Dataset entries
────────────────

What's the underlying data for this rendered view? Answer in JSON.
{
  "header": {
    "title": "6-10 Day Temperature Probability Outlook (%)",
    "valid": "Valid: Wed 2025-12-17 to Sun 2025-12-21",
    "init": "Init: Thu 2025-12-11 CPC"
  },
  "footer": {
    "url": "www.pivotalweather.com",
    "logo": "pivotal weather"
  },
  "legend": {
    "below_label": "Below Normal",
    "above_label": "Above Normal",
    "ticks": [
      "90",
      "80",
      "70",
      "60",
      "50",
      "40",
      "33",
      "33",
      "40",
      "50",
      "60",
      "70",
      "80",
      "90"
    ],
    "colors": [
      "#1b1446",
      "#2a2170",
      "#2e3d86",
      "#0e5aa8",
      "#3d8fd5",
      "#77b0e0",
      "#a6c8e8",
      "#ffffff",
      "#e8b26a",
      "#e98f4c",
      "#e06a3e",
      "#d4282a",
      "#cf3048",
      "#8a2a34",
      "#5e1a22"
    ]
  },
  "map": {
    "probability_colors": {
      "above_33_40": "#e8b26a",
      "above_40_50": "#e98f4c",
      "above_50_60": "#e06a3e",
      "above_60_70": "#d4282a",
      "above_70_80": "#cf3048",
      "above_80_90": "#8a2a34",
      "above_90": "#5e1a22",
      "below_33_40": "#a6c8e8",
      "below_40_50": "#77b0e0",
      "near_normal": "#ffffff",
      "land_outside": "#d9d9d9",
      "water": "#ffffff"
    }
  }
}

────────────────

### [Work required]
Copy all lines from the material that hold "ffffff".

### [Problem solution]
      "#ffffff",
      "near_normal": "#ffffff",
      "water": "#ffffff"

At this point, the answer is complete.